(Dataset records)
═══

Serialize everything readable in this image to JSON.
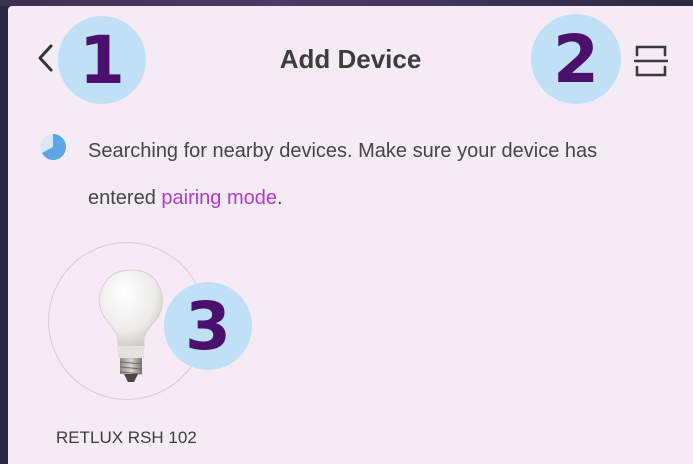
{
  "header": {
    "title": "Add Device",
    "back_icon": "chevron-left-icon",
    "scan_icon": "scan-icon"
  },
  "annotations": [
    "1",
    "2",
    "3"
  ],
  "status": {
    "text_before": "Searching for nearby devices. Make sure your device has entered ",
    "link_text": "pairing mode",
    "text_after": "."
  },
  "devices": [
    {
      "name": "RETLUX RSH 102",
      "icon": "light-bulb-icon"
    }
  ],
  "colors": {
    "background": "#f5ebf5",
    "accent_link": "#b13ad3",
    "badge_fill": "#bfe0f5",
    "badge_text": "#4b0f6e",
    "spinner": "#5aa6e6"
  }
}
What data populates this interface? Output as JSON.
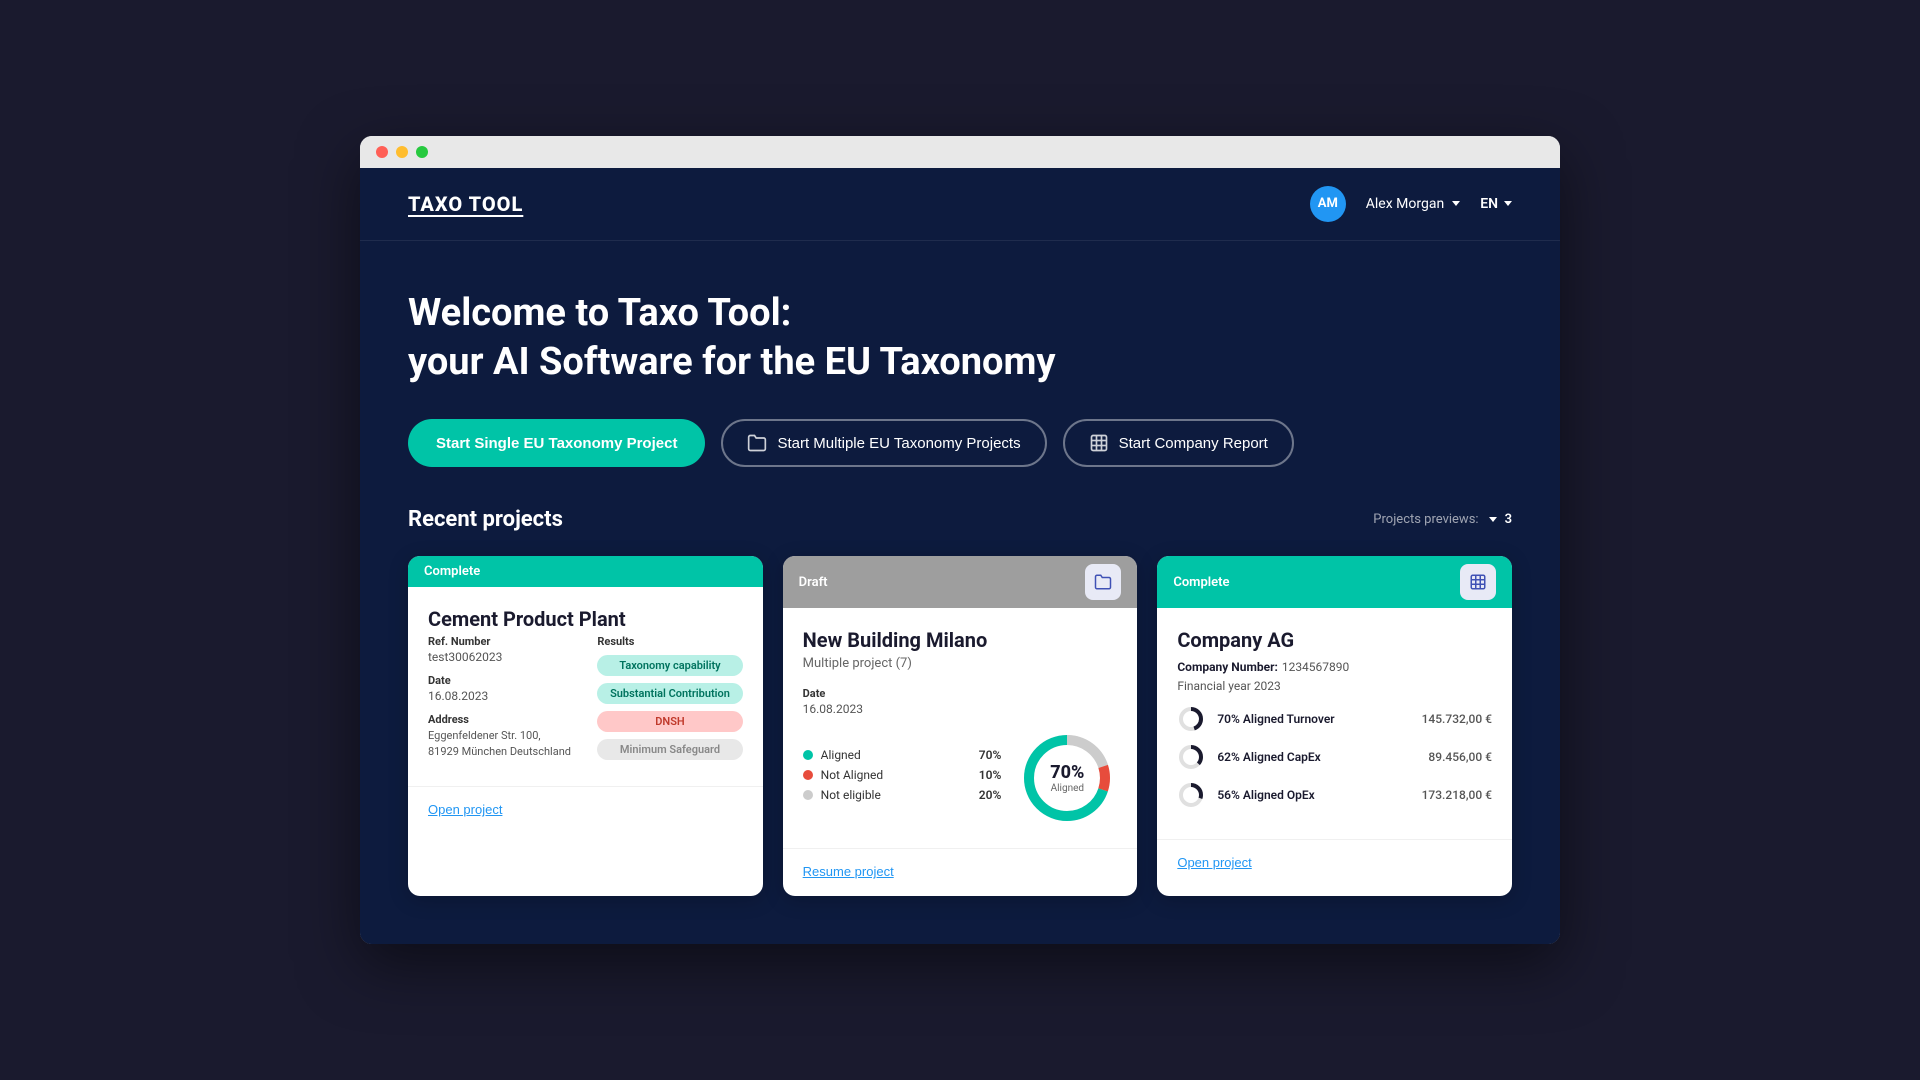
{
  "browser": {
    "traffic_lights": [
      "red",
      "yellow",
      "green"
    ]
  },
  "header": {
    "logo": "TAXO TOOL",
    "user": {
      "initials": "AM",
      "name": "Alex Morgan"
    },
    "language": "EN"
  },
  "hero": {
    "title_line1": "Welcome to Taxo Tool:",
    "title_line2": "your AI Software for the EU Taxonomy",
    "buttons": {
      "single": "Start Single EU Taxonomy Project",
      "multiple": "Start Multiple EU Taxonomy Projects",
      "company": "Start Company Report"
    }
  },
  "recent": {
    "section_title": "Recent projects",
    "preview_label": "Projects previews:",
    "preview_count": "3",
    "projects": [
      {
        "id": "card-1",
        "status": "Complete",
        "status_type": "complete",
        "title": "Cement Product Plant",
        "ref_label": "Ref. Number",
        "ref_value": "test30062023",
        "date_label": "Date",
        "date_value": "16.08.2023",
        "address_label": "Address",
        "address_value": "Eggenfeldener Str. 100, 81929 München Deutschland",
        "results_label": "Results",
        "tags": [
          {
            "label": "Taxonomy capability",
            "type": "taxonomy"
          },
          {
            "label": "Substantial Contribution",
            "type": "substantial"
          },
          {
            "label": "DNSH",
            "type": "dnsh"
          },
          {
            "label": "Minimum Safeguard",
            "type": "minimum"
          }
        ],
        "action_label": "Open project",
        "card_type": "single",
        "icon": "📄"
      },
      {
        "id": "card-2",
        "status": "Draft",
        "status_type": "draft",
        "title": "New Building Milano",
        "subtitle": "Multiple project (7)",
        "date_label": "Date",
        "date_value": "16.08.2023",
        "chart": {
          "aligned_pct": 70,
          "not_aligned_pct": 10,
          "not_eligible_pct": 20,
          "center_value": "70%",
          "center_label": "Aligned"
        },
        "legend": [
          {
            "label": "Aligned",
            "pct": "70%",
            "color": "#00c4a7"
          },
          {
            "label": "Not Aligned",
            "pct": "10%",
            "color": "#e74c3c"
          },
          {
            "label": "Not eligible",
            "pct": "20%",
            "color": "#ccc"
          }
        ],
        "action_label": "Resume project",
        "card_type": "multiple",
        "icon": "📁"
      },
      {
        "id": "card-3",
        "status": "Complete",
        "status_type": "complete",
        "title": "Company AG",
        "company_number_label": "Company Number:",
        "company_number_value": "1234567890",
        "financial_year": "Financial year 2023",
        "metrics": [
          {
            "label": "70%  Aligned Turnover",
            "value": "145.732,00 €",
            "pct": 70
          },
          {
            "label": "62%  Aligned CapEx",
            "value": "89.456,00 €",
            "pct": 62
          },
          {
            "label": "56%  Aligned OpEx",
            "value": "173.218,00 €",
            "pct": 56
          }
        ],
        "action_label": "Open project",
        "card_type": "company",
        "icon": "📊"
      }
    ]
  }
}
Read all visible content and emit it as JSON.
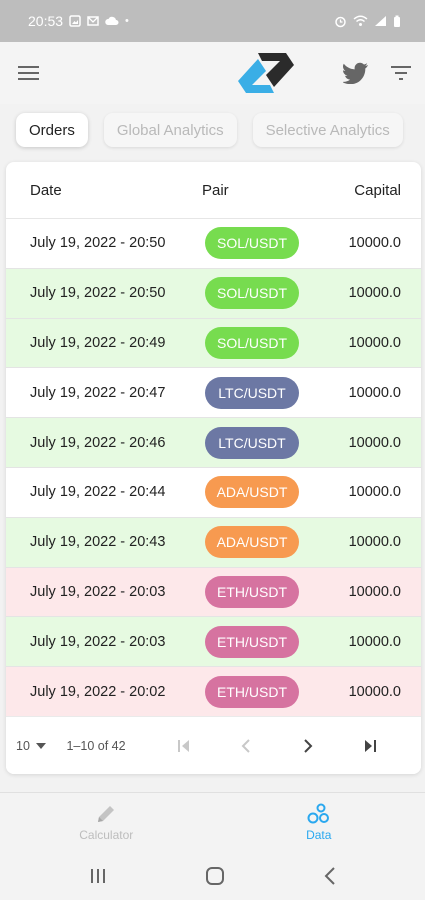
{
  "status_bar": {
    "time": "20:53",
    "left_icons": [
      "gallery-icon",
      "mail-icon",
      "cloud-icon",
      "dot-icon"
    ],
    "right_icons": [
      "alarm-icon",
      "wifi-icon",
      "signal-icon",
      "battery-icon"
    ]
  },
  "app_bar": {
    "left_icon": "menu-icon",
    "logo": "app-logo",
    "right_icons": [
      "twitter-icon",
      "filter-icon"
    ]
  },
  "tabs": [
    {
      "label": "Orders",
      "active": true
    },
    {
      "label": "Global Analytics",
      "active": false
    },
    {
      "label": "Selective Analytics",
      "active": false
    }
  ],
  "table": {
    "headers": {
      "date": "Date",
      "pair": "Pair",
      "capital": "Capital"
    },
    "rows": [
      {
        "date": "July 19, 2022 - 20:50",
        "pair": "SOL/USDT",
        "capital": "10000.0",
        "row_tone": "white",
        "pill_color": "#77dc4f"
      },
      {
        "date": "July 19, 2022 - 20:50",
        "pair": "SOL/USDT",
        "capital": "10000.0",
        "row_tone": "green",
        "pill_color": "#77dc4f"
      },
      {
        "date": "July 19, 2022 - 20:49",
        "pair": "SOL/USDT",
        "capital": "10000.0",
        "row_tone": "green",
        "pill_color": "#77dc4f"
      },
      {
        "date": "July 19, 2022 - 20:47",
        "pair": "LTC/USDT",
        "capital": "10000.0",
        "row_tone": "white",
        "pill_color": "#6c78a4"
      },
      {
        "date": "July 19, 2022 - 20:46",
        "pair": "LTC/USDT",
        "capital": "10000.0",
        "row_tone": "green",
        "pill_color": "#6c78a4"
      },
      {
        "date": "July 19, 2022 - 20:44",
        "pair": "ADA/USDT",
        "capital": "10000.0",
        "row_tone": "white",
        "pill_color": "#f79a50"
      },
      {
        "date": "July 19, 2022 - 20:43",
        "pair": "ADA/USDT",
        "capital": "10000.0",
        "row_tone": "green",
        "pill_color": "#f79a50"
      },
      {
        "date": "July 19, 2022 - 20:03",
        "pair": "ETH/USDT",
        "capital": "10000.0",
        "row_tone": "red",
        "pill_color": "#d673a0"
      },
      {
        "date": "July 19, 2022 - 20:03",
        "pair": "ETH/USDT",
        "capital": "10000.0",
        "row_tone": "green",
        "pill_color": "#d673a0"
      },
      {
        "date": "July 19, 2022 - 20:02",
        "pair": "ETH/USDT",
        "capital": "10000.0",
        "row_tone": "red",
        "pill_color": "#d673a0"
      }
    ]
  },
  "pagination": {
    "rows_per_page": "10",
    "range": "1–10 of 42",
    "first_icon": "first-page-icon",
    "prev_icon": "prev-page-icon",
    "next_icon": "next-page-icon",
    "last_icon": "last-page-icon"
  },
  "bottom_nav": [
    {
      "label": "Calculator",
      "icon": "pencil-icon",
      "active": false
    },
    {
      "label": "Data",
      "icon": "data-bubbles-icon",
      "active": true
    }
  ],
  "system_nav": [
    "recents-icon",
    "home-icon",
    "back-icon"
  ],
  "colors": {
    "accent": "#2aa8ef",
    "logo_dark": "#2b2b2b",
    "logo_blue": "#3aaee6",
    "row_green": "#e6fae1",
    "row_red": "#fde8ea"
  }
}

═══

(Problem): Your task is to return the entries above exactly, with no pictures.

(Answer to this task):
Serialize everything readable in this image to JSON.
{
  "header": {
    "title": "Add Device",
    "back_icon": "chevron-left-icon",
    "scan_icon": "scan-icon"
  },
  "annotations": [
    "1",
    "2",
    "3"
  ],
  "status": {
    "text_before": "Searching for nearby devices. Make sure your device has entered ",
    "link_text": "pairing mode",
    "text_after": "."
  },
  "devices": [
    {
      "name": "RETLUX RSH 102",
      "icon": "light-bulb-icon"
    }
  ],
  "colors": {
    "background": "#f5ebf5",
    "accent_link": "#b13ad3",
    "badge_fill": "#bfe0f5",
    "badge_text": "#4b0f6e",
    "spinner": "#5aa6e6"
  }
}
What data populates this interface? Output as JSON.
{
  "browser": {
    "traffic_lights": [
      "red",
      "yellow",
      "green"
    ]
  },
  "header": {
    "logo": "TAXO TOOL",
    "user": {
      "initials": "AM",
      "name": "Alex Morgan"
    },
    "language": "EN"
  },
  "hero": {
    "title_line1": "Welcome to Taxo Tool:",
    "title_line2": "your AI Software for the EU Taxonomy",
    "buttons": {
      "single": "Start Single EU Taxonomy Project",
      "multiple": "Start Multiple EU Taxonomy Projects",
      "company": "Start Company Report"
    }
  },
  "recent": {
    "section_title": "Recent projects",
    "preview_label": "Projects previews:",
    "preview_count": "3",
    "projects": [
      {
        "id": "card-1",
        "status": "Complete",
        "status_type": "complete",
        "title": "Cement Product Plant",
        "ref_label": "Ref. Number",
        "ref_value": "test30062023",
        "date_label": "Date",
        "date_value": "16.08.2023",
        "address_label": "Address",
        "address_value": "Eggenfeldener Str. 100, 81929 München Deutschland",
        "results_label": "Results",
        "tags": [
          {
            "label": "Taxonomy capability",
            "type": "taxonomy"
          },
          {
            "label": "Substantial Contribution",
            "type": "substantial"
          },
          {
            "label": "DNSH",
            "type": "dnsh"
          },
          {
            "label": "Minimum Safeguard",
            "type": "minimum"
          }
        ],
        "action_label": "Open project",
        "card_type": "single",
        "icon": "📄"
      },
      {
        "id": "card-2",
        "status": "Draft",
        "status_type": "draft",
        "title": "New Building Milano",
        "subtitle": "Multiple project (7)",
        "date_label": "Date",
        "date_value": "16.08.2023",
        "chart": {
          "aligned_pct": 70,
          "not_aligned_pct": 10,
          "not_eligible_pct": 20,
          "center_value": "70%",
          "center_label": "Aligned"
        },
        "legend": [
          {
            "label": "Aligned",
            "pct": "70%",
            "color": "#00c4a7"
          },
          {
            "label": "Not Aligned",
            "pct": "10%",
            "color": "#e74c3c"
          },
          {
            "label": "Not eligible",
            "pct": "20%",
            "color": "#ccc"
          }
        ],
        "action_label": "Resume project",
        "card_type": "multiple",
        "icon": "📁"
      },
      {
        "id": "card-3",
        "status": "Complete",
        "status_type": "complete",
        "title": "Company AG",
        "company_number_label": "Company Number:",
        "company_number_value": "1234567890",
        "financial_year": "Financial year 2023",
        "metrics": [
          {
            "label": "70%  Aligned Turnover",
            "value": "145.732,00 €",
            "pct": 70
          },
          {
            "label": "62%  Aligned CapEx",
            "value": "89.456,00 €",
            "pct": 62
          },
          {
            "label": "56%  Aligned OpEx",
            "value": "173.218,00 €",
            "pct": 56
          }
        ],
        "action_label": "Open project",
        "card_type": "company",
        "icon": "📊"
      }
    ]
  }
}
Read all visible content and emit it as JSON.
{
  "status_bar": {
    "time": "20:53",
    "left_icons": [
      "gallery-icon",
      "mail-icon",
      "cloud-icon",
      "dot-icon"
    ],
    "right_icons": [
      "alarm-icon",
      "wifi-icon",
      "signal-icon",
      "battery-icon"
    ]
  },
  "app_bar": {
    "left_icon": "menu-icon",
    "logo": "app-logo",
    "right_icons": [
      "twitter-icon",
      "filter-icon"
    ]
  },
  "tabs": [
    {
      "label": "Orders",
      "active": true
    },
    {
      "label": "Global Analytics",
      "active": false
    },
    {
      "label": "Selective Analytics",
      "active": false
    }
  ],
  "table": {
    "headers": {
      "date": "Date",
      "pair": "Pair",
      "capital": "Capital"
    },
    "rows": [
      {
        "date": "July 19, 2022 - 20:50",
        "pair": "SOL/USDT",
        "capital": "10000.0",
        "row_tone": "white",
        "pill_color": "#77dc4f"
      },
      {
        "date": "July 19, 2022 - 20:50",
        "pair": "SOL/USDT",
        "capital": "10000.0",
        "row_tone": "green",
        "pill_color": "#77dc4f"
      },
      {
        "date": "July 19, 2022 - 20:49",
        "pair": "SOL/USDT",
        "capital": "10000.0",
        "row_tone": "green",
        "pill_color": "#77dc4f"
      },
      {
        "date": "July 19, 2022 - 20:47",
        "pair": "LTC/USDT",
        "capital": "10000.0",
        "row_tone": "white",
        "pill_color": "#6c78a4"
      },
      {
        "date": "July 19, 2022 - 20:46",
        "pair": "LTC/USDT",
        "capital": "10000.0",
        "row_tone": "green",
        "pill_color": "#6c78a4"
      },
      {
        "date": "July 19, 2022 - 20:44",
        "pair": "ADA/USDT",
        "capital": "10000.0",
        "row_tone": "white",
        "pill_color": "#f79a50"
      },
      {
        "date": "July 19, 2022 - 20:43",
        "pair": "ADA/USDT",
        "capital": "10000.0",
        "row_tone": "green",
        "pill_color": "#f79a50"
      },
      {
        "date": "July 19, 2022 - 20:03",
        "pair": "ETH/USDT",
        "capital": "10000.0",
        "row_tone": "red",
        "pill_color": "#d673a0"
      },
      {
        "date": "July 19, 2022 - 20:03",
        "pair": "ETH/USDT",
        "capital": "10000.0",
        "row_tone": "green",
        "pill_color": "#d673a0"
      },
      {
        "date": "July 19, 2022 - 20:02",
        "pair": "ETH/USDT",
        "capital": "10000.0",
        "row_tone": "red",
        "pill_color": "#d673a0"
      }
    ]
  },
  "pagination": {
    "rows_per_page": "10",
    "range": "1–10 of 42",
    "first_icon": "first-page-icon",
    "prev_icon": "prev-page-icon",
    "next_icon": "next-page-icon",
    "last_icon": "last-page-icon"
  },
  "bottom_nav": [
    {
      "label": "Calculator",
      "icon": "pencil-icon",
      "active": false
    },
    {
      "label": "Data",
      "icon": "data-bubbles-icon",
      "active": true
    }
  ],
  "system_nav": [
    "recents-icon",
    "home-icon",
    "back-icon"
  ],
  "colors": {
    "accent": "#2aa8ef",
    "logo_dark": "#2b2b2b",
    "logo_blue": "#3aaee6",
    "row_green": "#e6fae1",
    "row_red": "#fde8ea"
  }
}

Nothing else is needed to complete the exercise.